Da quando la Cina ha iniziato la sua transizione ad un’economia di mercato nel 1979, il paese è cresciuto con un tasso del 9,8%[20], anche se la percentuale di crescita è iniziata a diminuire dal 2010. Anche se il tasso di crescita nel 2014 è stato un relativamente anemico 7,4%[21], come ha sottolineato il Fondo Monetario Internazionale, quest’anno la Cina ha raggiunto gli Stati Uniti come più grande potenza economica al mondo (a parità di potere di acquisto). Indubitabilmente le convenzioni fiscali cinesi si sono sviluppate in questo contesto caratterizzato da un’economia in crescita. Negli ultimi 32 anni, dalla prima ratifica di una convenzione in Cina, lo sviluppo delle convezioni fiscali può essere suddiviso in tre fasi.

.....

#### [Le tue istruzioni]
Ricopia parola per parola la parte del brano sulla crescita cinese che si apre con le parole contenenti "Da quando la" e si chiude con "in tre fasi.". Le righe non hanno alcun rapporto con il brano.

.....

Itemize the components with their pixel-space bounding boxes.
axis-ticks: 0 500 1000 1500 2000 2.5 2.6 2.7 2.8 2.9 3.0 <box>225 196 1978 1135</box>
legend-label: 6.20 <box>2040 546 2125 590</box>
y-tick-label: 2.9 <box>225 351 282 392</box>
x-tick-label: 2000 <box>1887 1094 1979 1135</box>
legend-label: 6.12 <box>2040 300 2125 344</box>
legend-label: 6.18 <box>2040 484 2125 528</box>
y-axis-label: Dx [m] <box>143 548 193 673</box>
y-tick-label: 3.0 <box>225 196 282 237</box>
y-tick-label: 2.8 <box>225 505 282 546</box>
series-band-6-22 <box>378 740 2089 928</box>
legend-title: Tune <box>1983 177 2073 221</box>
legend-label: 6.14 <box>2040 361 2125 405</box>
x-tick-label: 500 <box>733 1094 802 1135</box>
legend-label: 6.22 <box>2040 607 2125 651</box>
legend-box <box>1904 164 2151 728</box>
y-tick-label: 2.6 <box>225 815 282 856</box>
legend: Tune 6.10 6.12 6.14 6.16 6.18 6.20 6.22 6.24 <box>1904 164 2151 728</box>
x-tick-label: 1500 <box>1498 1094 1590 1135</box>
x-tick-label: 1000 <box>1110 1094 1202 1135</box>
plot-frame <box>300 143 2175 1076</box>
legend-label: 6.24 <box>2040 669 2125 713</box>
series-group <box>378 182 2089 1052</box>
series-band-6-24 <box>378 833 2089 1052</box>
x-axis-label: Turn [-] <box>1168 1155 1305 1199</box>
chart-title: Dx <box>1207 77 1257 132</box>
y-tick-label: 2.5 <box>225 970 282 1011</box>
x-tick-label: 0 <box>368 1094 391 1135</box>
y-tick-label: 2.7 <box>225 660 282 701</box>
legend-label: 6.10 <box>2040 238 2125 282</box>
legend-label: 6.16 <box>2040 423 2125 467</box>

.....

#### [Risposta]
Da quando la Cina ha iniziato la sua transizione ad un’economia di mercato nel 1979, il paese è cresciuto con un tasso del 9,8%[20], anche se la percentuale di crescita è iniziata a diminuire dal 2010. Anche se il tasso di crescita nel 2014 è stato un relativamente anemico 7,4%[21], come ha sottolineato il Fondo Monetario Internazionale, quest’anno la Cina ha raggiunto gli Stati Uniti come più grande potenza economica al mondo (a parità di potere di acquisto). Indubitabilmente le convenzioni fiscali cinesi si sono sviluppate in questo contesto caratterizzato da un’economia in crescita. Negli ultimi 32 anni, dalla prima ratifica di una convenzione in Cina, lo sviluppo delle convezioni fiscali può essere suddiviso in tre fasi.